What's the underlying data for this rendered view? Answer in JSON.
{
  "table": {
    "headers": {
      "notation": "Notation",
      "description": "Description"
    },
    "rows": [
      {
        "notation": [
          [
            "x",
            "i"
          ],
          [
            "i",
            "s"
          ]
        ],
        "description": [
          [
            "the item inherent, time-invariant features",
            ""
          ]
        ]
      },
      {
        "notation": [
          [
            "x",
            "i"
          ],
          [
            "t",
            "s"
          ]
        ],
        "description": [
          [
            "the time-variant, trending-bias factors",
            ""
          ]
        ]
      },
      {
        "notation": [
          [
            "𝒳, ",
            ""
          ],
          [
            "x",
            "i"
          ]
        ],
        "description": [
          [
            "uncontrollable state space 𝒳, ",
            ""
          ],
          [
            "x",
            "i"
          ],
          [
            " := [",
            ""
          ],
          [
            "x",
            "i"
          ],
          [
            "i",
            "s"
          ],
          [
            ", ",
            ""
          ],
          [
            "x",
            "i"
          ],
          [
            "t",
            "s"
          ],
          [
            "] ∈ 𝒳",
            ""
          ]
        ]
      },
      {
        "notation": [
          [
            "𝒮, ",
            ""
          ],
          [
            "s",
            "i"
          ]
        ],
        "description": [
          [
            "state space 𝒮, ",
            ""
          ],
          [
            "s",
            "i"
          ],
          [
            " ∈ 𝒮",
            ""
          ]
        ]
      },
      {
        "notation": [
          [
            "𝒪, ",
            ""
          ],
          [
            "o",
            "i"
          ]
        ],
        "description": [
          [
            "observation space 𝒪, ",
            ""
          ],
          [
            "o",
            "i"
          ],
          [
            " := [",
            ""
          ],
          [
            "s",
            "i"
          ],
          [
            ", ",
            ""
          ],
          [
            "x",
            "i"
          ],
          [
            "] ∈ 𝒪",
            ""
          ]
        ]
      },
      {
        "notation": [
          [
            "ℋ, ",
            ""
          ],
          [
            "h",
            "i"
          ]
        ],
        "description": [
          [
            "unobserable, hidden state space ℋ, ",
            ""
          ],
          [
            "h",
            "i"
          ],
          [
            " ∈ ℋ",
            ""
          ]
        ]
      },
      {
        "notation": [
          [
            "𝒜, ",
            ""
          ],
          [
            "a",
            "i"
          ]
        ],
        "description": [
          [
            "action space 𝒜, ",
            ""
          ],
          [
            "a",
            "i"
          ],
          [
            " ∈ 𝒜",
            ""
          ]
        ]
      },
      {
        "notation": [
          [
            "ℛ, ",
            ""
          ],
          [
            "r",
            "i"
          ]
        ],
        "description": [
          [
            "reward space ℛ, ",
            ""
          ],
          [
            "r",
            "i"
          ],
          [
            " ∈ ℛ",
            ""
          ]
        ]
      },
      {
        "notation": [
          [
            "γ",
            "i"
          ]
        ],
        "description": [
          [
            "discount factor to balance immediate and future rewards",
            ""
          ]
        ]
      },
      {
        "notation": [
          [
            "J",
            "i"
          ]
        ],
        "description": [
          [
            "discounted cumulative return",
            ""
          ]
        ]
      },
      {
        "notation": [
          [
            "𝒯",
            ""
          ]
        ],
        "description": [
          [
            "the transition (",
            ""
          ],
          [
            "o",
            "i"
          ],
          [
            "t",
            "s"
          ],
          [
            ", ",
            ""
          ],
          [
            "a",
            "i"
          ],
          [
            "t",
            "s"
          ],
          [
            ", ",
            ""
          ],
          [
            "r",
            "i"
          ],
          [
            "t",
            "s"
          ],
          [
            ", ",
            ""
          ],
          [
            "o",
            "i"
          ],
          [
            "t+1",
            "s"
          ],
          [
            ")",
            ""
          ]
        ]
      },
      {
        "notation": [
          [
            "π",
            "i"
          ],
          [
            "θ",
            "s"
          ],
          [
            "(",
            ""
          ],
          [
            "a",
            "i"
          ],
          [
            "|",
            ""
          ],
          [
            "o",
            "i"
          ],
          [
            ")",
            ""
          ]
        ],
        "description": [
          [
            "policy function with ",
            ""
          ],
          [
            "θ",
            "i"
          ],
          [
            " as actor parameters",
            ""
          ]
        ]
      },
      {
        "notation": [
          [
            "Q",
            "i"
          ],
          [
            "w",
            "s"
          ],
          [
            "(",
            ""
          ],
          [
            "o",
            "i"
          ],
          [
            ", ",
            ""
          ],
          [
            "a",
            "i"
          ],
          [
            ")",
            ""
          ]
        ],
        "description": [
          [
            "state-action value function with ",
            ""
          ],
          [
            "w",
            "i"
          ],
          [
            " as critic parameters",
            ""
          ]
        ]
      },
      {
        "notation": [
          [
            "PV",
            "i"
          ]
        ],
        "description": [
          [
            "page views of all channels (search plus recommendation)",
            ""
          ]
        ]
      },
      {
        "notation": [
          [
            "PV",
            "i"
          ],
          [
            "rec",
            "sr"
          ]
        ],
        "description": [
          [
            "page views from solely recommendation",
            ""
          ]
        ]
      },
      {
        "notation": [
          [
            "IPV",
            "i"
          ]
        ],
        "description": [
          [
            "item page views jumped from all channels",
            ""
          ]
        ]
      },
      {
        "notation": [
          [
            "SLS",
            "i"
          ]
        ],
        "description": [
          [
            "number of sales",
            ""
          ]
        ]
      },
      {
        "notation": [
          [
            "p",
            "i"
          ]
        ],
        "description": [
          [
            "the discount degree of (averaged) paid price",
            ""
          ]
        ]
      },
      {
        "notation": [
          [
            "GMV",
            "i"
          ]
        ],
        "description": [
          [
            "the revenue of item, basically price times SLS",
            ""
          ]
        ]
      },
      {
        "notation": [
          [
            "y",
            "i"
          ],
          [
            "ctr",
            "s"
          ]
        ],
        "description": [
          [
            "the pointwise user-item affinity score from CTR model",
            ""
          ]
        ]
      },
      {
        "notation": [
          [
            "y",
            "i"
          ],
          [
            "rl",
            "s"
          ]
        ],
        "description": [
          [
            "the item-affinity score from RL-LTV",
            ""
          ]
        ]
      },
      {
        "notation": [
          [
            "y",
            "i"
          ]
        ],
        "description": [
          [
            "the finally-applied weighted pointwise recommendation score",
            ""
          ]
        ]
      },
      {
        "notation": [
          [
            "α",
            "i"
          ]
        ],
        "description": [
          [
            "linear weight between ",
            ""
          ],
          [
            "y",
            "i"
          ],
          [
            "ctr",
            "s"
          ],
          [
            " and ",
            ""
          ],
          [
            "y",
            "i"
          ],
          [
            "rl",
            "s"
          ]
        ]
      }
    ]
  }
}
□ □ □ □ □
Task requirements → Check each line of the entries for the string "from". Copy the lines that have it.

Exercise output →
            "page views from solely recommendation",
            "item page views jumped from all channels",
            "the pointwise user-item affinity score from CTR model",
            "the item-affinity score from RL-LTV",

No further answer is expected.